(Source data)
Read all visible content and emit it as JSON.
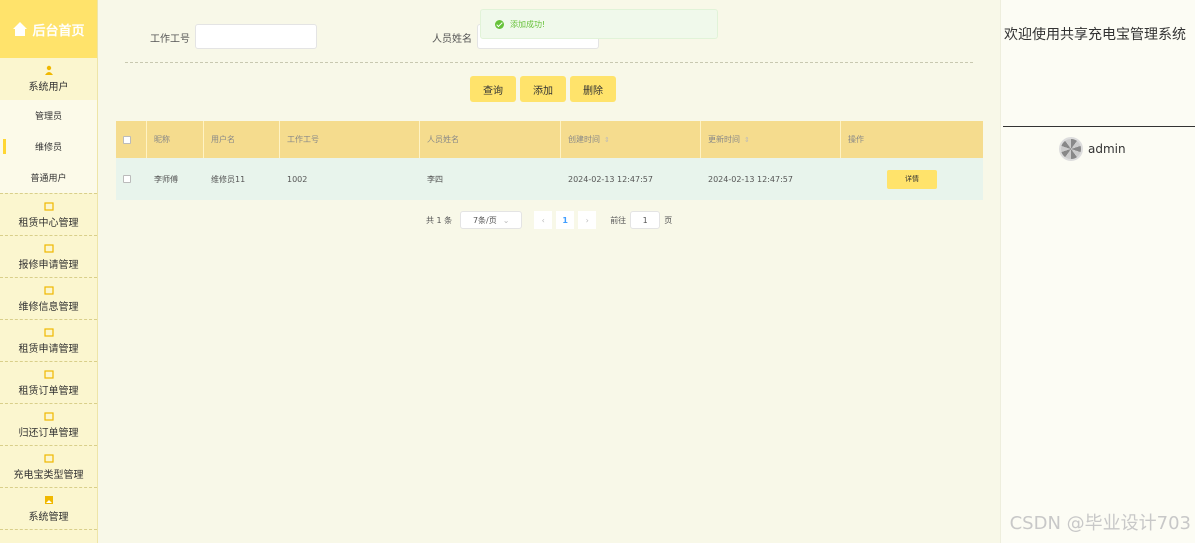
{
  "sidebar": {
    "logo": "后台首页",
    "group_system_users": "系统用户",
    "sub_items": [
      "管理员",
      "维修员",
      "普通用户"
    ],
    "groups": [
      "租赁中心管理",
      "报修申请管理",
      "维修信息管理",
      "租赁申请管理",
      "租赁订单管理",
      "归还订单管理",
      "充电宝类型管理",
      "系统管理"
    ]
  },
  "search": {
    "label_work_no": "工作工号",
    "label_name": "人员姓名",
    "work_no_value": "",
    "name_value": ""
  },
  "toast": "添加成功!",
  "buttons": {
    "query": "查询",
    "add": "添加",
    "delete": "删除"
  },
  "table": {
    "headers": [
      "昵称",
      "用户名",
      "工作工号",
      "人员姓名",
      "创建时间",
      "更新时间",
      "操作"
    ],
    "rows": [
      {
        "nickname": "李师傅",
        "username": "维修员11",
        "work_no": "1002",
        "name": "李四",
        "created": "2024-02-13 12:47:57",
        "updated": "2024-02-13 12:47:57",
        "action": "详情"
      }
    ]
  },
  "pager": {
    "total": "共 1 条",
    "size": "7条/页",
    "current": "1",
    "goto": "前往",
    "goto_value": "1",
    "page_unit": "页"
  },
  "right": {
    "welcome": "欢迎使用共享充电宝管理系统",
    "user": "admin"
  },
  "watermark": "CSDN @毕业设计703",
  "colors": {
    "accent": "#ffe36b",
    "header": "#f5dc8e",
    "sidebar": "#fbf6cf",
    "success": "#67c23a"
  }
}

_Your task_
Exclude the pictures and repeat every other part of the records word for word.

_Full output_
Read all visible content and emit it as JSON.
{
  "sidebar": {
    "logo": "后台首页",
    "group_system_users": "系统用户",
    "sub_items": [
      "管理员",
      "维修员",
      "普通用户"
    ],
    "groups": [
      "租赁中心管理",
      "报修申请管理",
      "维修信息管理",
      "租赁申请管理",
      "租赁订单管理",
      "归还订单管理",
      "充电宝类型管理",
      "系统管理"
    ]
  },
  "search": {
    "label_work_no": "工作工号",
    "label_name": "人员姓名",
    "work_no_value": "",
    "name_value": ""
  },
  "toast": "添加成功!",
  "buttons": {
    "query": "查询",
    "add": "添加",
    "delete": "删除"
  },
  "table": {
    "headers": [
      "昵称",
      "用户名",
      "工作工号",
      "人员姓名",
      "创建时间",
      "更新时间",
      "操作"
    ],
    "rows": [
      {
        "nickname": "李师傅",
        "username": "维修员11",
        "work_no": "1002",
        "name": "李四",
        "created": "2024-02-13 12:47:57",
        "updated": "2024-02-13 12:47:57",
        "action": "详情"
      }
    ]
  },
  "pager": {
    "total": "共 1 条",
    "size": "7条/页",
    "current": "1",
    "goto": "前往",
    "goto_value": "1",
    "page_unit": "页"
  },
  "right": {
    "welcome": "欢迎使用共享充电宝管理系统",
    "user": "admin"
  },
  "watermark": "CSDN @毕业设计703",
  "colors": {
    "accent": "#ffe36b",
    "header": "#f5dc8e",
    "sidebar": "#fbf6cf",
    "success": "#67c23a"
  }
}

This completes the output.